Your instructions -
Select the lines that hold the word "JSON" and copy each one.

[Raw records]
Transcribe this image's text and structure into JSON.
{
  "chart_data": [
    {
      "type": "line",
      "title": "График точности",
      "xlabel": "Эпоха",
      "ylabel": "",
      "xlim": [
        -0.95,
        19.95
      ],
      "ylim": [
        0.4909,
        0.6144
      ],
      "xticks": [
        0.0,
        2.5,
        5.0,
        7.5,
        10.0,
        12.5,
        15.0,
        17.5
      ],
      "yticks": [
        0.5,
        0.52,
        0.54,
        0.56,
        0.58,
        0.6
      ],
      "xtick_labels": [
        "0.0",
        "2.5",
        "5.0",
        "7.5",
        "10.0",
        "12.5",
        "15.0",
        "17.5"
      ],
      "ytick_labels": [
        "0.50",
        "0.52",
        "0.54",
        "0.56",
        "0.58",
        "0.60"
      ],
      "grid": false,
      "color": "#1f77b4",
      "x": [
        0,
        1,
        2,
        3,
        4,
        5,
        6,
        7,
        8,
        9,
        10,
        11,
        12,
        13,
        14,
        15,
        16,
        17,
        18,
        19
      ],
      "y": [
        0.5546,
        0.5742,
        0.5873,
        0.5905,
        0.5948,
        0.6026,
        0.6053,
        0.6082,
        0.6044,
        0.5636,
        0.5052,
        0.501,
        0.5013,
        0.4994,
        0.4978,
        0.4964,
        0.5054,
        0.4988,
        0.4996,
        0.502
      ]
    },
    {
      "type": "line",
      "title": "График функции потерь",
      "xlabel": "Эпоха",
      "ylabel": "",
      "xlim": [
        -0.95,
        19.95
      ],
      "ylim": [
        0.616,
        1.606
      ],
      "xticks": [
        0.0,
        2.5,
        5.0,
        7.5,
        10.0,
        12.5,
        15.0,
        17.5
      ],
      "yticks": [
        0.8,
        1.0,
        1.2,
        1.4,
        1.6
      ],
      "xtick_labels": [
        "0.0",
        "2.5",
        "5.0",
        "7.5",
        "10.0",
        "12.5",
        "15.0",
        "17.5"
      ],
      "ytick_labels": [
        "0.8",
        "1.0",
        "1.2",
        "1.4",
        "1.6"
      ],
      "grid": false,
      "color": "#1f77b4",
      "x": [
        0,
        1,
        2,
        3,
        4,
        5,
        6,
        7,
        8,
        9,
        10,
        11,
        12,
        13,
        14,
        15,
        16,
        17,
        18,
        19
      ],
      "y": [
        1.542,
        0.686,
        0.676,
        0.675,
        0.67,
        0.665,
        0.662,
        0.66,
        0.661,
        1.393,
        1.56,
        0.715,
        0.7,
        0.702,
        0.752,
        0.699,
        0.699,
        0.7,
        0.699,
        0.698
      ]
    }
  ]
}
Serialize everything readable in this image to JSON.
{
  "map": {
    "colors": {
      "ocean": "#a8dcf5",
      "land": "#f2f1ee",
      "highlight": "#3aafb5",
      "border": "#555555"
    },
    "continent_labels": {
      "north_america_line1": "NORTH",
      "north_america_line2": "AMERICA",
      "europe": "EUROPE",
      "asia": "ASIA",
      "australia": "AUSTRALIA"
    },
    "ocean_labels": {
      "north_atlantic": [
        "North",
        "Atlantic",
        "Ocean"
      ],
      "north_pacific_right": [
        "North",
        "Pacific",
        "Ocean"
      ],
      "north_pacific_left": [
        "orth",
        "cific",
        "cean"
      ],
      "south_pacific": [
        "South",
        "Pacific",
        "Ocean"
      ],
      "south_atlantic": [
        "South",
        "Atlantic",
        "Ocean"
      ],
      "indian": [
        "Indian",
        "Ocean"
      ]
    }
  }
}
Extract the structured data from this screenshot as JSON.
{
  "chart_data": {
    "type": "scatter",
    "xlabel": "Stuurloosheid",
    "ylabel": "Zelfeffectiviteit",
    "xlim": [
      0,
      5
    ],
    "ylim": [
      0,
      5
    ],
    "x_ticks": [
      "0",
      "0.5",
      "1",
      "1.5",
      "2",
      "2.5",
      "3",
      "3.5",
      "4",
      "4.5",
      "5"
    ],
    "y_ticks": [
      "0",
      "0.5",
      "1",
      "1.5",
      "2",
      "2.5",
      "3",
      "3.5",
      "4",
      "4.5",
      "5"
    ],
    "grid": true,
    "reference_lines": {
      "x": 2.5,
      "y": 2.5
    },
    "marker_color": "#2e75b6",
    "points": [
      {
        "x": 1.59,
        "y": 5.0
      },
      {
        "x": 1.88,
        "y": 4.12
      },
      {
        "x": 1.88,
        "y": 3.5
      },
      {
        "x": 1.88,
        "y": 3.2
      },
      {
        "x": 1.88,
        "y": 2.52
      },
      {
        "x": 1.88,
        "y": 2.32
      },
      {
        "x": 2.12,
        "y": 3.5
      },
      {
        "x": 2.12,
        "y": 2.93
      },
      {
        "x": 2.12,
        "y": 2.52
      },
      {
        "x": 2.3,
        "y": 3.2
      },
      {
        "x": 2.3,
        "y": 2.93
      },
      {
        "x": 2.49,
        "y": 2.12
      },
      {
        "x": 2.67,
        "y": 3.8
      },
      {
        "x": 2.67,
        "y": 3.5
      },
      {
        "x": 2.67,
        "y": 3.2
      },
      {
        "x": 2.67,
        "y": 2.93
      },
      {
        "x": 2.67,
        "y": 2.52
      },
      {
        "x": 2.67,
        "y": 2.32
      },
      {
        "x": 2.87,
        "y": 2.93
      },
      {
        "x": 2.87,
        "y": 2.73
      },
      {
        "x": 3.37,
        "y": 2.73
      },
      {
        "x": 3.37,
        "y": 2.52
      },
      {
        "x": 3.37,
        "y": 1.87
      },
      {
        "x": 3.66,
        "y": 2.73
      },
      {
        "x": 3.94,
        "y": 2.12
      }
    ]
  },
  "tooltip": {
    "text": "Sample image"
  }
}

Answer to the task -
Transcribe this image's text and structure into JSON.
Serialize everything readable in this image to JSON.
Extract the structured data from this screenshot as JSON.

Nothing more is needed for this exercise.